>> Start
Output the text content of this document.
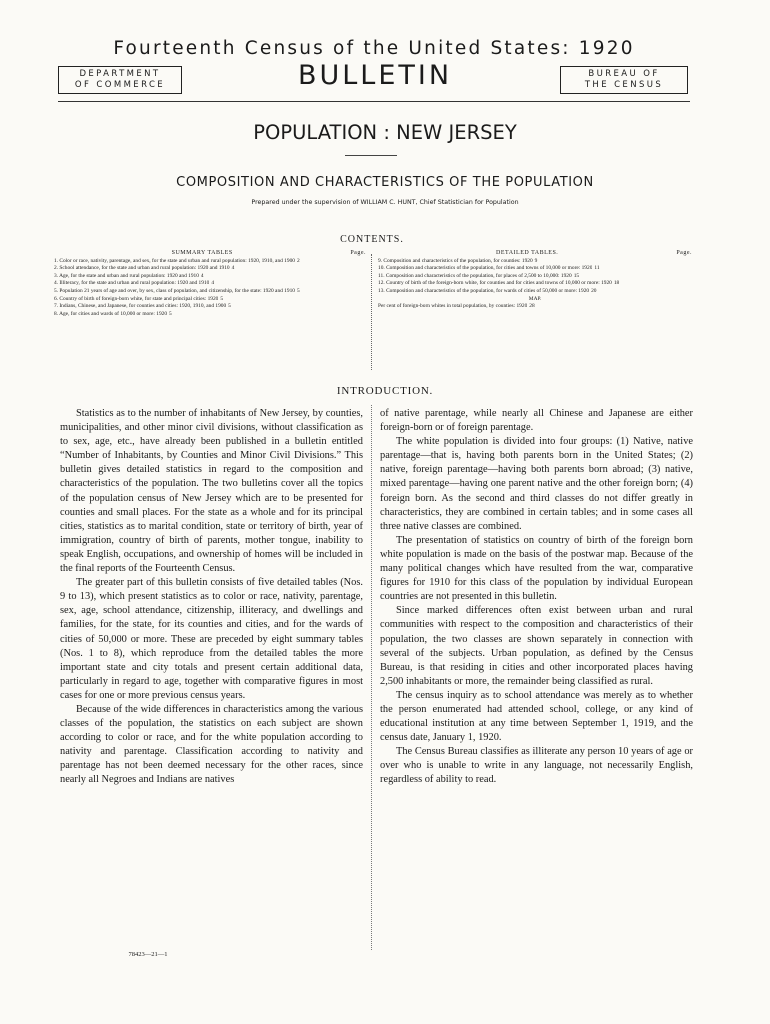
Fourteenth Census of the United States: 1920
DEPARTMENT
OF COMMERCE	BULLETIN	BUREAU OF
THE CENSUS
POPULATION : NEW JERSEY
COMPOSITION AND CHARACTERISTICS OF THE POPULATION
Prepared under the supervision of WILLIAM C. HUNT, Chief Statistician for Population
CONTENTS.
SUMMARY TABLES	Page.
1. Color or race, nativity, parentage, and sex, for the state and urban and rural population: 1920, 1910, and 1900 2
2. School attendance, for the state and urban and rural population: 1920 and 1910 4
3. Age, for the state and urban and rural population: 1920 and 1910 4
4. Illiteracy, for the state and urban and rural population: 1920 and 1910 4
5. Population 21 years of age and over, by sex, class of population, and citizenship, for the state: 1920 and 1910 5
6. Country of birth of foreign-born white, for state and principal cities: 1920 5
7. Indians, Chinese, and Japanese, for counties and cities: 1920, 1910, and 1900 5
8. Age, for cities and wards of 10,000 or more: 1920 5
DETAILED TABLES.	Page.
9. Composition and characteristics of the population, for counties: 1920 9
10. Composition and characteristics of the population, for cities and towns of 10,000 or more: 1920 11
11. Composition and characteristics of the population, for places of 2,500 to 10,000: 1920 15
12. Country of birth of the foreign-born white, for counties and for cities and towns of 10,000 or more: 1920 18
13. Composition and characteristics of the population, for wards of cities of 50,000 or more: 1920 20
MAP.
Per cent of foreign-born whites in total population, by counties: 1920 28
INTRODUCTION.

Statistics as to the number of inhabitants of New Jersey, by counties, municipalities, and other minor civil divisions, without classification as to sex, age, etc., have already been published in a bulletin entitled “Number of Inhabitants, by Counties and Minor Civil Divisions.” This bulletin gives detailed statistics in regard to the composition and characteristics of the population. The two bulletins cover all the topics of the population census of New Jersey which are to be presented for counties and small places. For the state as a whole and for its principal cities, statistics as to marital condition, state or territory of birth, year of immigration, country of birth of parents, mother tongue, inability to speak English, occupations, and ownership of homes will be included in the final reports of the Fourteenth Census.

The greater part of this bulletin consists of five detailed tables (Nos. 9 to 13), which present statistics as to color or race, nativity, parentage, sex, age, school attendance, citizenship, illiteracy, and dwellings and families, for the state, for its counties and cities, and for the wards of cities of 50,000 or more. These are preceded by eight summary tables (Nos. 1 to 8), which reproduce from the detailed tables the more important state and city totals and present certain additional data, particularly in regard to age, together with comparative figures in most cases for one or more previous census years.

Because of the wide differences in characteristics among the various classes of the population, the statistics on each subject are shown according to color or race, and for the white population according to nativity and parentage. Classification according to nativity and parentage has not been deemed necessary for the other races, since nearly all Negroes and Indians are natives

of native parentage, while nearly all Chinese and Japanese are either foreign-born or of foreign parentage.

The white population is divided into four groups: (1) Native, native parentage—that is, having both parents born in the United States; (2) native, foreign parentage—having both parents born abroad; (3) native, mixed parentage—having one parent native and the other foreign born; (4) foreign born. As the second and third classes do not differ greatly in characteristics, they are combined in certain tables; and in some cases all three native classes are combined.

The presentation of statistics on country of birth of the foreign born white population is made on the basis of the postwar map. Because of the many political changes which have resulted from the war, comparative figures for 1910 for this class of the population by individual European countries are not presented in this bulletin.

Since marked differences often exist between urban and rural communities with respect to the composition and characteristics of their population, the two classes are shown separately in connection with several of the subjects. Urban population, as defined by the Census Bureau, is that residing in cities and other incorporated places having 2,500 inhabitants or more, the remainder being classified as rural.

The census inquiry as to school attendance was merely as to whether the person enumerated had attended school, college, or any kind of educational institution at any time between September 1, 1919, and the census date, January 1, 1920.

The Census Bureau classifies as illiterate any person 10 years of age or over who is unable to write in any language, not necessarily English, regardless of ability to read.

78423—21—1
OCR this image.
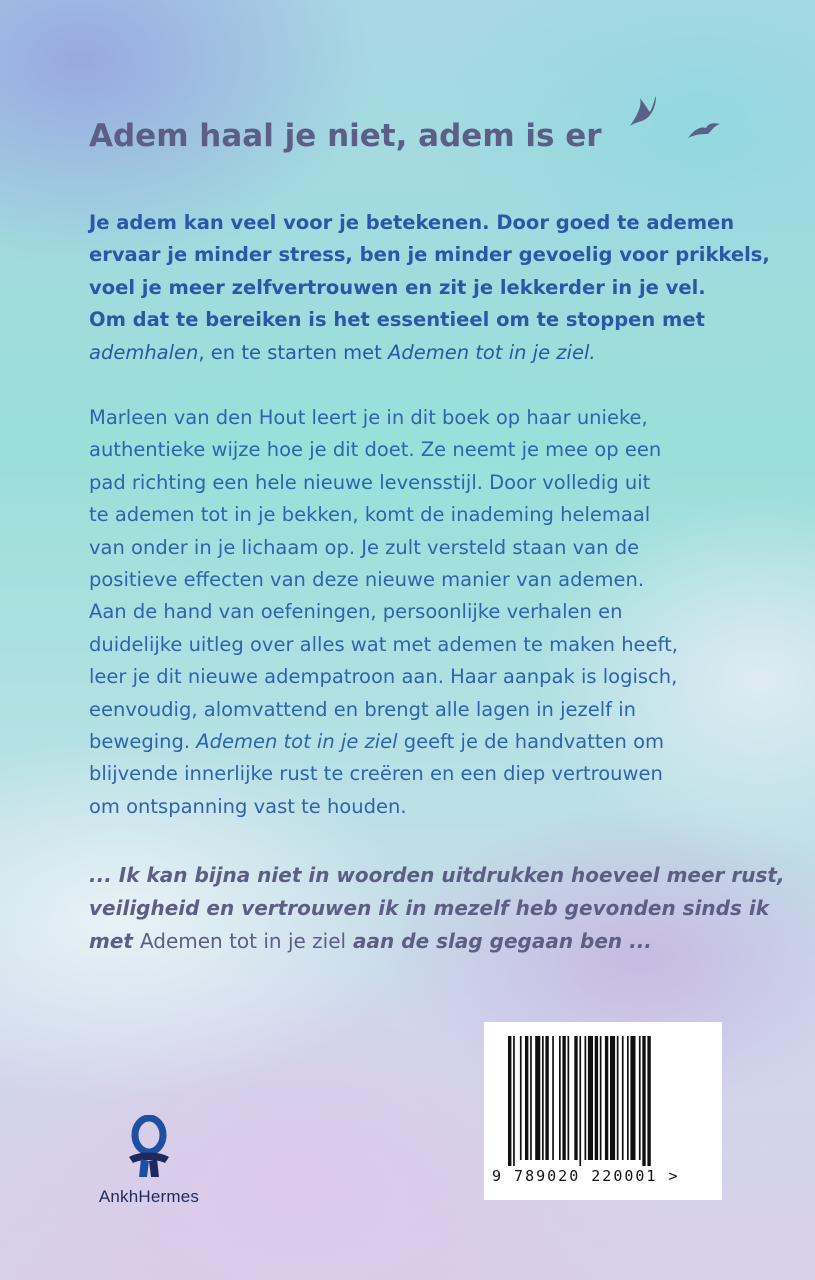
Adem haal je niet, adem is er

Je adem kan veel voor je betekenen. Door goed te ademen
ervaar je minder stress, ben je minder gevoelig voor prikkels,
voel je meer zelfvertrouwen en zit je lekkerder in je vel.
Om dat te bereiken is het essentieel om te stoppen met
ademhalen, en te starten met Ademen tot in je ziel.

Marleen van den Hout leert je in dit boek op haar unieke,
authentieke wijze hoe je dit doet. Ze neemt je mee op een
pad richting een hele nieuwe levensstijl. Door volledig uit
te ademen tot in je bekken, komt de inademing helemaal
van onder in je lichaam op. Je zult versteld staan van de
positieve effecten van deze nieuwe manier van ademen.
Aan de hand van oefeningen, persoonlijke verhalen en
duidelijke uitleg over alles wat met ademen te maken heeft,
leer je dit nieuwe adempatroon aan. Haar aanpak is logisch,
eenvoudig, alomvattend en brengt alle lagen in jezelf in
beweging. Ademen tot in je ziel geeft je de handvatten om
blijvende innerlijke rust te creëren en een diep vertrouwen
om ontspanning vast te houden.

... Ik kan bijna niet in woorden uitdrukken hoeveel meer rust,
veiligheid en vertrouwen ik in mezelf heb gevonden sinds ik
met Ademen tot in je ziel aan de slag gegaan ben ...

AnkhHermes
9 789020 220001 >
>> End
Written task » Look through the material above. Copy each line where the word "Chinese" appears.

Solution to this problem »
7. Indians, Chinese, and Japanese, for counties and cities: 1920, 1910, and 1900 5
of native parentage, while nearly all Chinese and Japanese are either foreign-born or of foreign parentage.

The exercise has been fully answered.